TASK DIRECTIONS>
Output all of the data below exactly as given.

EXERCISE MATERIAL>

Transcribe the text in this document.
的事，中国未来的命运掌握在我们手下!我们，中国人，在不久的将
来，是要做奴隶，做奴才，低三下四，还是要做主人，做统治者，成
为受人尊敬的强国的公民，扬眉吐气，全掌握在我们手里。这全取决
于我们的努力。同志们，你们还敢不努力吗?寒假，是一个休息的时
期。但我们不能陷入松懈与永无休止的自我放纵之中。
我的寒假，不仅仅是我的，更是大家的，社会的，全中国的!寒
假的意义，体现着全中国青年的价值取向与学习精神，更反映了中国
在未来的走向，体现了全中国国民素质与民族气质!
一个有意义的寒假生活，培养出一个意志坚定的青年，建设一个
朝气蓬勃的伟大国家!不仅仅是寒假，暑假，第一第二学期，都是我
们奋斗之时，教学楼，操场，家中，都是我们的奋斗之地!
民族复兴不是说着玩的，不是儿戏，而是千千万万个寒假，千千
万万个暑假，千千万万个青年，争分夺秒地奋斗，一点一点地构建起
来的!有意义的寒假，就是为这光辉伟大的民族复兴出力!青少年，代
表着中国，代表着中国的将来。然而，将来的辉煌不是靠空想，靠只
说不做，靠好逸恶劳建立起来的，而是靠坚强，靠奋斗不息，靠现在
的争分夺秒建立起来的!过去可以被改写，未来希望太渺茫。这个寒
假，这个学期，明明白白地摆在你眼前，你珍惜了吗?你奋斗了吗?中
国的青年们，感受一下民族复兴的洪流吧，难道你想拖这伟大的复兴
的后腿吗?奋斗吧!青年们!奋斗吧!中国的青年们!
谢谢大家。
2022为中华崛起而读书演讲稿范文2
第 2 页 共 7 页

SOLUTION TO THIS EXERCISE>
Transcribe the text in this document.
的事，中国未来的命运掌握在我们手下!我们，中国人，在不久的将
来，是要做奴隶，做奴才，低三下四，还是要做主人，做统治者，成
为受人尊敬的强国的公民，扬眉吐气，全掌握在我们手里。这全取决
于我们的努力。同志们，你们还敢不努力吗?寒假，是一个休息的时
期。但我们不能陷入松懈与永无休止的自我放纵之中。
我的寒假，不仅仅是我的，更是大家的，社会的，全中国的!寒
假的意义，体现着全中国青年的价值取向与学习精神，更反映了中国
在未来的走向，体现了全中国国民素质与民族气质!
一个有意义的寒假生活，培养出一个意志坚定的青年，建设一个
朝气蓬勃的伟大国家!不仅仅是寒假，暑假，第一第二学期，都是我
们奋斗之时，教学楼，操场，家中，都是我们的奋斗之地!
民族复兴不是说着玩的，不是儿戏，而是千千万万个寒假，千千
万万个暑假，千千万万个青年，争分夺秒地奋斗，一点一点地构建起
来的!有意义的寒假，就是为这光辉伟大的民族复兴出力!青少年，代
表着中国，代表着中国的将来。然而，将来的辉煌不是靠空想，靠只
说不做，靠好逸恶劳建立起来的，而是靠坚强，靠奋斗不息，靠现在
的争分夺秒建立起来的!过去可以被改写，未来希望太渺茫。这个寒
假，这个学期，明明白白地摆在你眼前，你珍惜了吗?你奋斗了吗?中
国的青年们，感受一下民族复兴的洪流吧，难道你想拖这伟大的复兴
的后腿吗?奋斗吧!青年们!奋斗吧!中国的青年们!
谢谢大家。
2022为中华崛起而读书演讲稿范文2
第 2 页 共 7 页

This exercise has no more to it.